_Goal_.
Can you pull every line from the material below and repeat each one verbatim, with nothing altered?

----- Data for this exercise

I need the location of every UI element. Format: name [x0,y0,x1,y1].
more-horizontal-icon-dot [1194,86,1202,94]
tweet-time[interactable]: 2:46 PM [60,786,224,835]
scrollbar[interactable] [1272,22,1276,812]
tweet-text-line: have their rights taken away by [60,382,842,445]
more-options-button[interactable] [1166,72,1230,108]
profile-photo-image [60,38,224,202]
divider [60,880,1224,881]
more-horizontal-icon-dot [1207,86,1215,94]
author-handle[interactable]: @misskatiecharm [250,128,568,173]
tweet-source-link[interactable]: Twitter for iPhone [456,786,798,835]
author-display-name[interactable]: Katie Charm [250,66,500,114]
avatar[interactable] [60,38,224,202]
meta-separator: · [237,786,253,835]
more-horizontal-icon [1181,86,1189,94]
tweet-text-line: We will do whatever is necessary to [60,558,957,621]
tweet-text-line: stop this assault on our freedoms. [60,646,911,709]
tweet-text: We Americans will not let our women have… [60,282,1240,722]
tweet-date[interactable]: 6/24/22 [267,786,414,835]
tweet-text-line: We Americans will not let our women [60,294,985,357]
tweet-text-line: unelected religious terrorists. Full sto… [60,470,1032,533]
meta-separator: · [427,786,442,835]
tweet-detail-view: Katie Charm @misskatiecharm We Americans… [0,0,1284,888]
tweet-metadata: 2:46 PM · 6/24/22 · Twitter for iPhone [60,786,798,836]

----------

_Answer to the exercise_.
I need the location of every UI element. Format: name [x0,y0,x1,y1].
more-horizontal-icon-dot [1194,86,1202,94]
tweet-time[interactable]: 2:46 PM [60,786,224,835]
scrollbar[interactable] [1272,22,1276,812]
tweet-text-line: have their rights taken away by [60,382,842,445]
more-options-button[interactable] [1166,72,1230,108]
profile-photo-image [60,38,224,202]
divider [60,880,1224,881]
more-horizontal-icon-dot [1207,86,1215,94]
author-handle[interactable]: @misskatiecharm [250,128,568,173]
tweet-source-link[interactable]: Twitter for iPhone [456,786,798,835]
author-display-name[interactable]: Katie Charm [250,66,500,114]
avatar[interactable] [60,38,224,202]
meta-separator: · [237,786,253,835]
more-horizontal-icon [1181,86,1189,94]
tweet-text-line: We will do whatever is necessary to [60,558,957,621]
tweet-text-line: stop this assault on our freedoms. [60,646,911,709]
tweet-text: We Americans will not let our women have… [60,282,1240,722]
tweet-date[interactable]: 6/24/22 [267,786,414,835]
tweet-text-line: We Americans will not let our women [60,294,985,357]
tweet-text-line: unelected religious terrorists. Full sto… [60,470,1032,533]
meta-separator: · [427,786,442,835]
tweet-detail-view: Katie Charm @misskatiecharm We Americans… [0,0,1284,888]
tweet-metadata: 2:46 PM · 6/24/22 · Twitter for iPhone [60,786,798,836]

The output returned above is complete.